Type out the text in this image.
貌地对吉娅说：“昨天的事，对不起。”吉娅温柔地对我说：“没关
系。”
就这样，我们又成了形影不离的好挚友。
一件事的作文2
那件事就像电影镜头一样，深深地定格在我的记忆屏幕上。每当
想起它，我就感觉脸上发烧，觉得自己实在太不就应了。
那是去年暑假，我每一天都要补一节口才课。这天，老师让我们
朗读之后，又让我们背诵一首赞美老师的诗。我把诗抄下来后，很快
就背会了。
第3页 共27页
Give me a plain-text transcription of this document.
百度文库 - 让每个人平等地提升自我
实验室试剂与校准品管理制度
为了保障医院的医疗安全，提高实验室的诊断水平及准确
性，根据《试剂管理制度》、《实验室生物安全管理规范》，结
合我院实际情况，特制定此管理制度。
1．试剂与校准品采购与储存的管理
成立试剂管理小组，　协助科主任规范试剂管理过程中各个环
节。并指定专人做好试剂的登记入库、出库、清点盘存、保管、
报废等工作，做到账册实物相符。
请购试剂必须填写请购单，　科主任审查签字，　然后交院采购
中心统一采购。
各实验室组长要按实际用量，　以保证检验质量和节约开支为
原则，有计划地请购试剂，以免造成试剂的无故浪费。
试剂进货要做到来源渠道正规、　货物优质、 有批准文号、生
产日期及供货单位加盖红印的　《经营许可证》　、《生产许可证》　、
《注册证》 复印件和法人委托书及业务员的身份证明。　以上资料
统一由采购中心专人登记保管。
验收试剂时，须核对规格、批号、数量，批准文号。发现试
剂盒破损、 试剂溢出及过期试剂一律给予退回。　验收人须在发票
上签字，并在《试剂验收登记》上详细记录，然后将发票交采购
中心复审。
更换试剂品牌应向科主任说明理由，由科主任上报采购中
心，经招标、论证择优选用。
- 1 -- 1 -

^^^^^^^^

Description of the task. Using the material above, extract the line that contains "Give me a plain-text" and every line after it, exactly as given; stop at the last line.

Solution to this task.
Give me a plain-text transcription of this document.
百度文库 - 让每个人平等地提升自我
实验室试剂与校准品管理制度
为了保障医院的医疗安全，提高实验室的诊断水平及准确
性，根据《试剂管理制度》、《实验室生物安全管理规范》，结
合我院实际情况，特制定此管理制度。
1．试剂与校准品采购与储存的管理
成立试剂管理小组，　协助科主任规范试剂管理过程中各个环
节。并指定专人做好试剂的登记入库、出库、清点盘存、保管、
报废等工作，做到账册实物相符。
请购试剂必须填写请购单，　科主任审查签字，　然后交院采购
中心统一采购。
各实验室组长要按实际用量，　以保证检验质量和节约开支为
原则，有计划地请购试剂，以免造成试剂的无故浪费。
试剂进货要做到来源渠道正规、　货物优质、 有批准文号、生
产日期及供货单位加盖红印的　《经营许可证》　、《生产许可证》　、
《注册证》 复印件和法人委托书及业务员的身份证明。　以上资料
统一由采购中心专人登记保管。
验收试剂时，须核对规格、批号、数量，批准文号。发现试
剂盒破损、 试剂溢出及过期试剂一律给予退回。　验收人须在发票
上签字，并在《试剂验收登记》上详细记录，然后将发票交采购
中心复审。
更换试剂品牌应向科主任说明理由，由科主任上报采购中
心，经招标、论证择优选用。
- 1 -- 1 -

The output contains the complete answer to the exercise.